*EXERCISE DETAILS*. List every line in this data where the string "Research" occurs.

*SUPPLIED MATERIAL*.
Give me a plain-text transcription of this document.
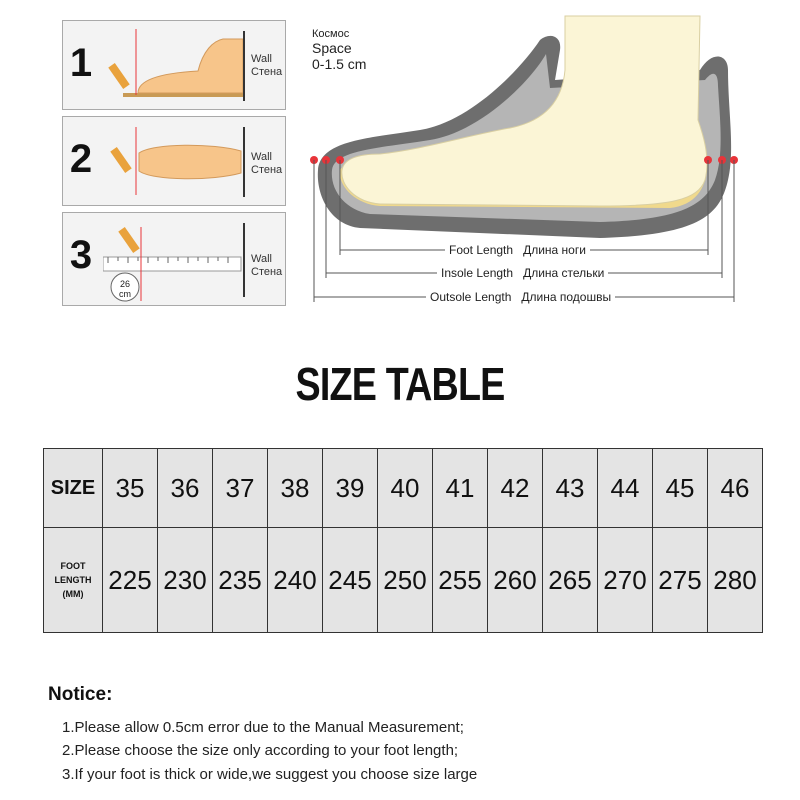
1	Wall
Стена
2	Wall
Стена
3
26
cm
Wall
Стена
Космос
Space
0-1.5 cm
Foot Length Длина ноги
Insole Length Длина стельки
Outsole Length Длина подошвы
SIZE TABLE
SIZE	35	36	37	38	39	40	41	42	43	44	45	46

FOOT LENGTH
(MM)	225	230	235	240	245	250	255	260	265	270	275	280
Notice:
1.Please allow 0.5cm error due to the Manual Measurement;
2.Please choose the size only according to your foot length;
3.If your foot is thick or wide,we suggest you choose size large
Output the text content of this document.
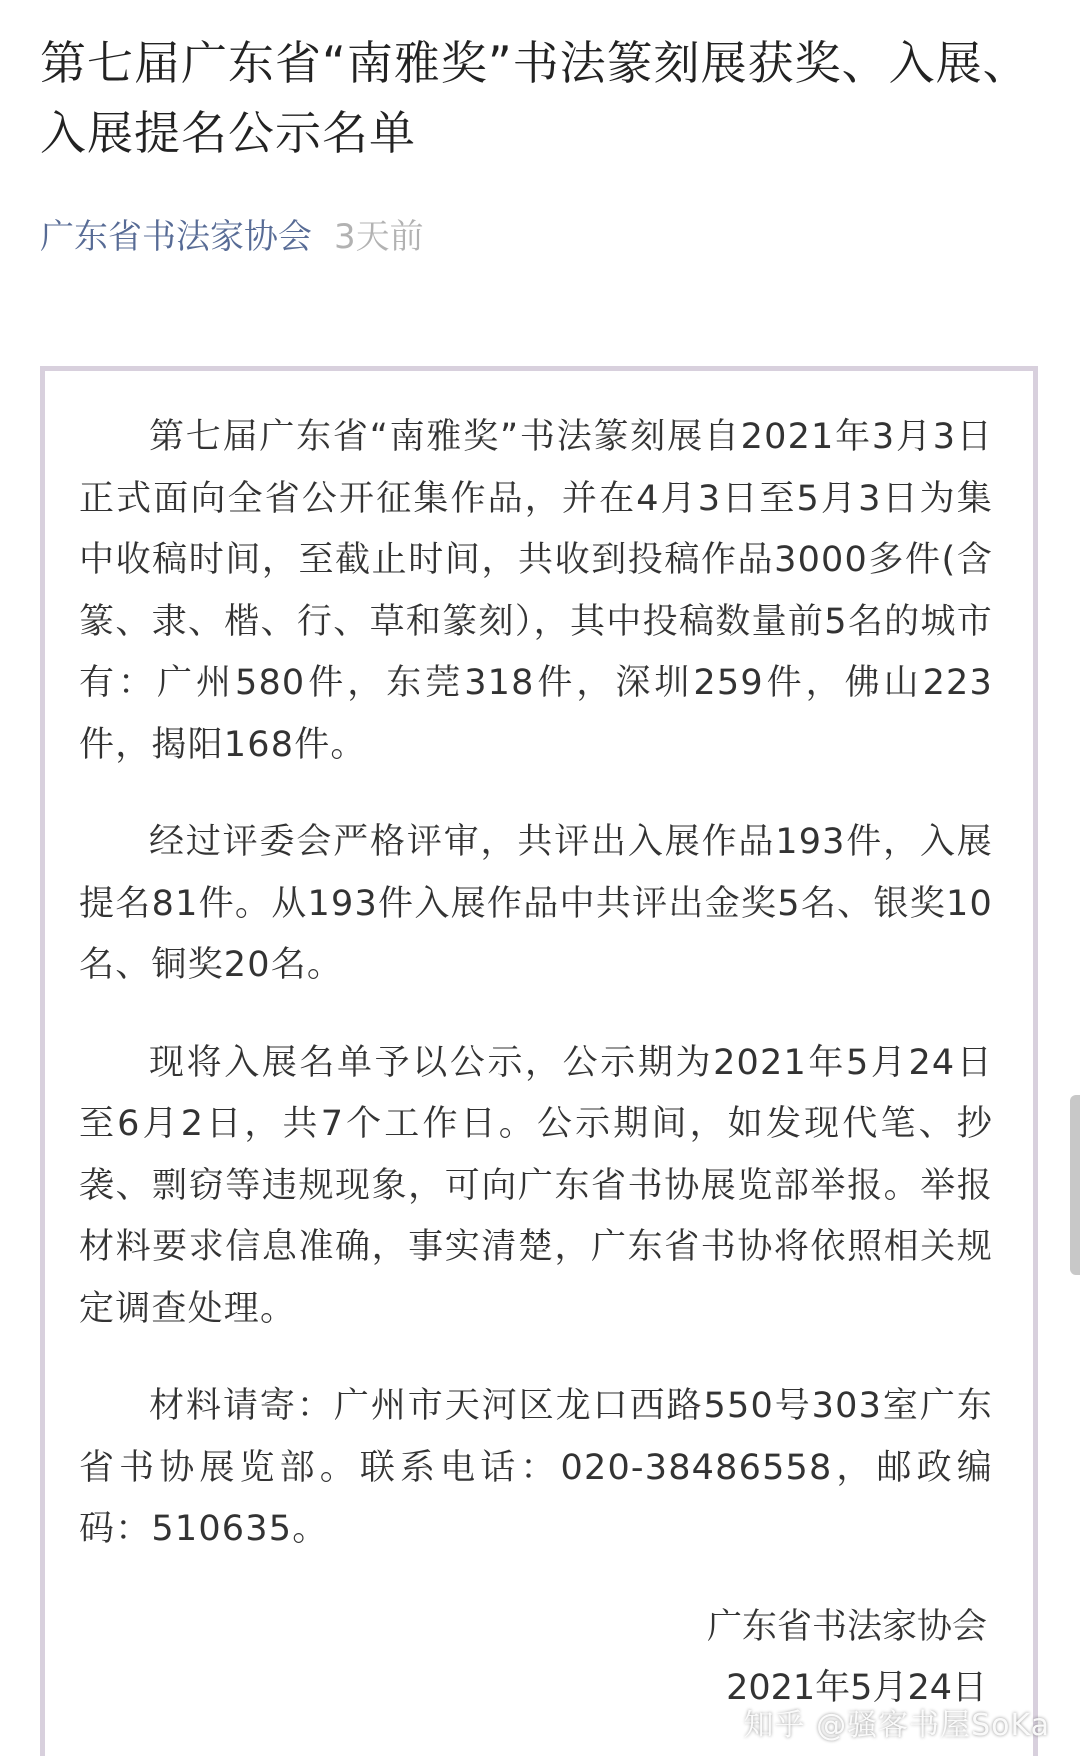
第七届广东省“南雅奖”书法篆刻展获奖、入展、入展提名公示名单
广东省书法家协会 3天前

第七届广东省“南雅奖”书法篆刻展自2021年3月3日正式面向全省公开征集作品，并在4月3日至5月3日为集中收稿时间，至截止时间，共收到投稿作品3000多件(含篆、隶、楷、行、草和篆刻），其中投稿数量前5名的城市有：广州580件，东莞318件，深圳259件，佛山223件，揭阳168件。

经过评委会严格评审，共评出入展作品193件，入展提名81件。从193件入展作品中共评出金奖5名、银奖10名、铜奖20名。

现将入展名单予以公示，公示期为2021年5月24日至6月2日，共7个工作日。公示期间，如发现代笔、抄袭、剽窃等违规现象，可向广东省书协展览部举报。举报材料要求信息准确，事实清楚，广东省书协将依照相关规定调查处理。

材料请寄：广州市天河区龙口西路550号303室广东省书协展览部。联系电话：020-38486558，邮政编码：510635。

广东省书法家协会
2021年5月24日
知乎 @骚客书屋SoKa
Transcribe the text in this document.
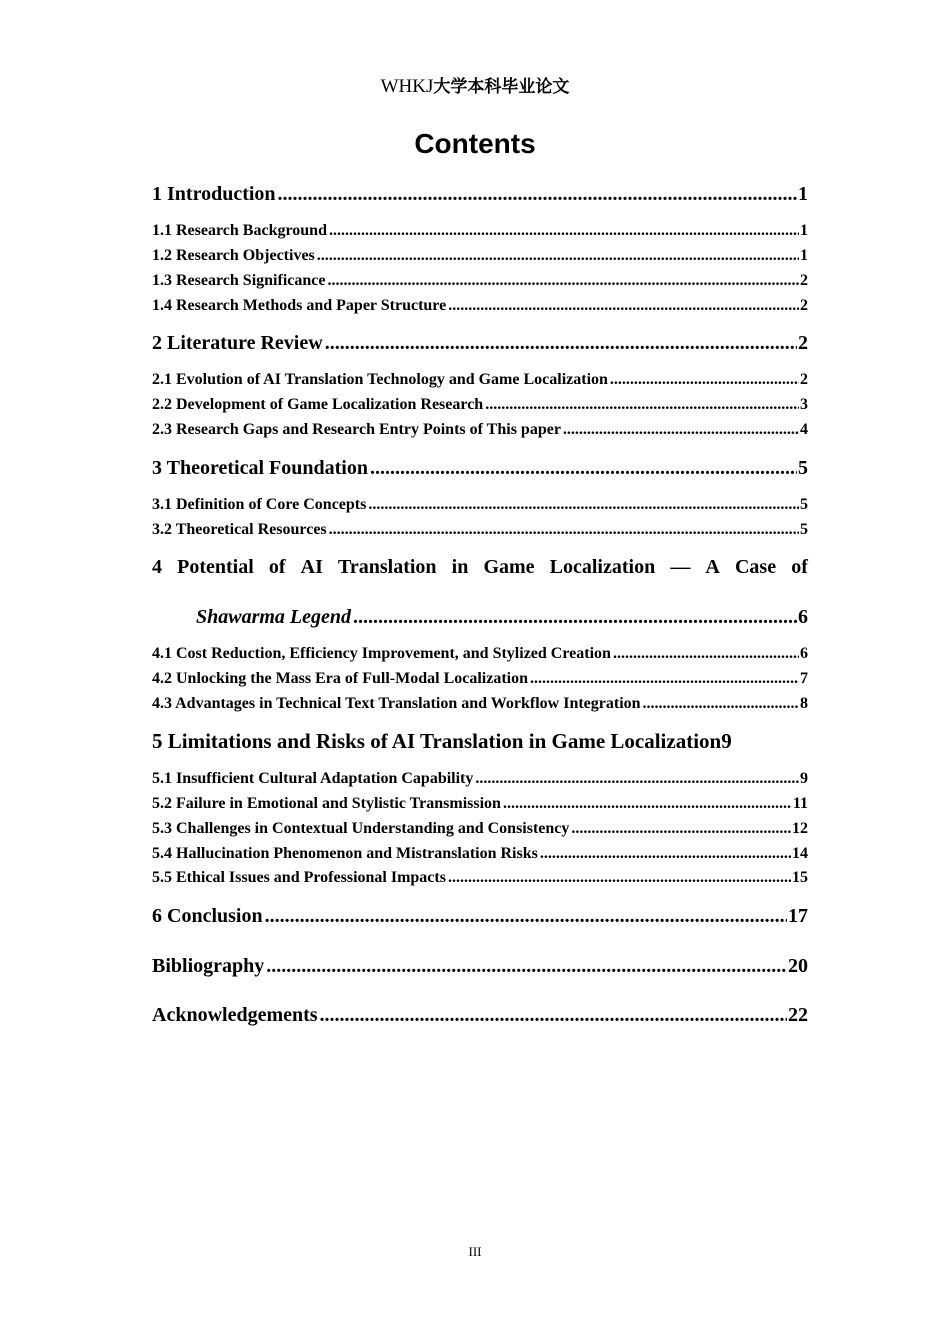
WHKJ大学本科毕业论文
Contents
1 Introduction .....	1
1.1 Research Background .....	1
1.2 Research Objectives .....	1
1.3 Research Significance .....	2
1.4 Research Methods and Paper Structure .....	2
2 Literature Review .....	2
2.1 Evolution of AI Translation Technology and Game Localization .....	2
2.2 Development of Game Localization Research .....	3
2.3 Research Gaps and Research Entry Points of This paper .....	4
3 Theoretical Foundation .....	5
3.1 Definition of Core Concepts .....	5
3.2 Theoretical Resources .....	5
4 Potential of AI Translation in Game Localization — A Case of
Shawarma Legend .....	6
4.1 Cost Reduction, Efficiency Improvement, and Stylized Creation .....	6
4.2 Unlocking the Mass Era of Full-Modal Localization .....	7
4.3 Advantages in Technical Text Translation and Workflow Integration .....	8
5 Limitations and Risks of AI Translation in Game Localization 9
5.1 Insufficient Cultural Adaptation Capability .....	9
5.2 Failure in Emotional and Stylistic Transmission .....	11
5.3 Challenges in Contextual Understanding and Consistency .....	12
5.4 Hallucination Phenomenon and Mistranslation Risks .....	14
5.5 Ethical Issues and Professional Impacts .....	15
6 Conclusion .....	17
Bibliography .....	20
Acknowledgements .....	22
III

*REPLY*.
1.1 Research Background .....	1
1.2 Research Objectives .....	1
1.3 Research Significance .....	2
1.4 Research Methods and Paper Structure .....	2
2.2 Development of Game Localization Research .....	3
2.3 Research Gaps and Research Entry Points of This paper .....	4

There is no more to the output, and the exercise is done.